**Given problem:** Every entry must be duplicated precisely as written.

**Entries provided:**
━━━━

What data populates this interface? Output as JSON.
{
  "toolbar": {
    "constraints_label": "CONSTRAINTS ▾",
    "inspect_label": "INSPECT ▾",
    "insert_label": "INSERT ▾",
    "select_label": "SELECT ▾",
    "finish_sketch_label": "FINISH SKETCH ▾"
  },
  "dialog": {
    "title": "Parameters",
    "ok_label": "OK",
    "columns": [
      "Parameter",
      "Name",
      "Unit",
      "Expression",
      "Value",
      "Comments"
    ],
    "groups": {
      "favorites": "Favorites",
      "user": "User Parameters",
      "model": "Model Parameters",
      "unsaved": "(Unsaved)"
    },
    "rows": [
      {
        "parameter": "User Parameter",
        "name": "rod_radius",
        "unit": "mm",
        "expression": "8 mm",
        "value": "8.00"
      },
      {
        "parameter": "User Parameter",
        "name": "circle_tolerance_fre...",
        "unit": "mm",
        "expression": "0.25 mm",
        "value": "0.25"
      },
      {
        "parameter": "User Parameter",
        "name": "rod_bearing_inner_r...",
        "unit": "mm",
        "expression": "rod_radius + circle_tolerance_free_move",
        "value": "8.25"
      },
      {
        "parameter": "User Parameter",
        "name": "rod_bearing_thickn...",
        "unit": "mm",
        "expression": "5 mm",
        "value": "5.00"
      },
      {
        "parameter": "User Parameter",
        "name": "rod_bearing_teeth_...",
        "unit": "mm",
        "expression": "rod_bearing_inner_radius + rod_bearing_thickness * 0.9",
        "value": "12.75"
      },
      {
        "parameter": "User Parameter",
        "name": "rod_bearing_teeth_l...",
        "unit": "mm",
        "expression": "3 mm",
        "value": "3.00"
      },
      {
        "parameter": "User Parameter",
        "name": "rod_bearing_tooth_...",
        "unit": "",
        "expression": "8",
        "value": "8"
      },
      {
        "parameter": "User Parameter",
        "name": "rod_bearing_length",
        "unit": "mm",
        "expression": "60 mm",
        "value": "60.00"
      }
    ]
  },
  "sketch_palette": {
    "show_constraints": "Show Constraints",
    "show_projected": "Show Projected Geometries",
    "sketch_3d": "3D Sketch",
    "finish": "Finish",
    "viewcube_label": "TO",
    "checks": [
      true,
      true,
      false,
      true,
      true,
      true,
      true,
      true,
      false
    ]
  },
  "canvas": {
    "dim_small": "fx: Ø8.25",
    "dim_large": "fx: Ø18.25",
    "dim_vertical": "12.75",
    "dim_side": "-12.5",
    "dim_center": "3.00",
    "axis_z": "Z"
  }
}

━━━━

**Exercise output:**
What data populates this interface? Output as JSON.
{
  "toolbar": {
    "constraints_label": "CONSTRAINTS ▾",
    "inspect_label": "INSPECT ▾",
    "insert_label": "INSERT ▾",
    "select_label": "SELECT ▾",
    "finish_sketch_label": "FINISH SKETCH ▾"
  },
  "dialog": {
    "title": "Parameters",
    "ok_label": "OK",
    "columns": [
      "Parameter",
      "Name",
      "Unit",
      "Expression",
      "Value",
      "Comments"
    ],
    "groups": {
      "favorites": "Favorites",
      "user": "User Parameters",
      "model": "Model Parameters",
      "unsaved": "(Unsaved)"
    },
    "rows": [
      {
        "parameter": "User Parameter",
        "name": "rod_radius",
        "unit": "mm",
        "expression": "8 mm",
        "value": "8.00"
      },
      {
        "parameter": "User Parameter",
        "name": "circle_tolerance_fre...",
        "unit": "mm",
        "expression": "0.25 mm",
        "value": "0.25"
      },
      {
        "parameter": "User Parameter",
        "name": "rod_bearing_inner_r...",
        "unit": "mm",
        "expression": "rod_radius + circle_tolerance_free_move",
        "value": "8.25"
      },
      {
        "parameter": "User Parameter",
        "name": "rod_bearing_thickn...",
        "unit": "mm",
        "expression": "5 mm",
        "value": "5.00"
      },
      {
        "parameter": "User Parameter",
        "name": "rod_bearing_teeth_...",
        "unit": "mm",
        "expression": "rod_bearing_inner_radius + rod_bearing_thickness * 0.9",
        "value": "12.75"
      },
      {
        "parameter": "User Parameter",
        "name": "rod_bearing_teeth_l...",
        "unit": "mm",
        "expression": "3 mm",
        "value": "3.00"
      },
      {
        "parameter": "User Parameter",
        "name": "rod_bearing_tooth_...",
        "unit": "",
        "expression": "8",
        "value": "8"
      },
      {
        "parameter": "User Parameter",
        "name": "rod_bearing_length",
        "unit": "mm",
        "expression": "60 mm",
        "value": "60.00"
      }
    ]
  },
  "sketch_palette": {
    "show_constraints": "Show Constraints",
    "show_projected": "Show Projected Geometries",
    "sketch_3d": "3D Sketch",
    "finish": "Finish",
    "viewcube_label": "TO",
    "checks": [
      true,
      true,
      false,
      true,
      true,
      true,
      true,
      true,
      false
    ]
  },
  "canvas": {
    "dim_small": "fx: Ø8.25",
    "dim_large": "fx: Ø18.25",
    "dim_vertical": "12.75",
    "dim_side": "-12.5",
    "dim_center": "3.00",
    "axis_z": "Z"
  }
}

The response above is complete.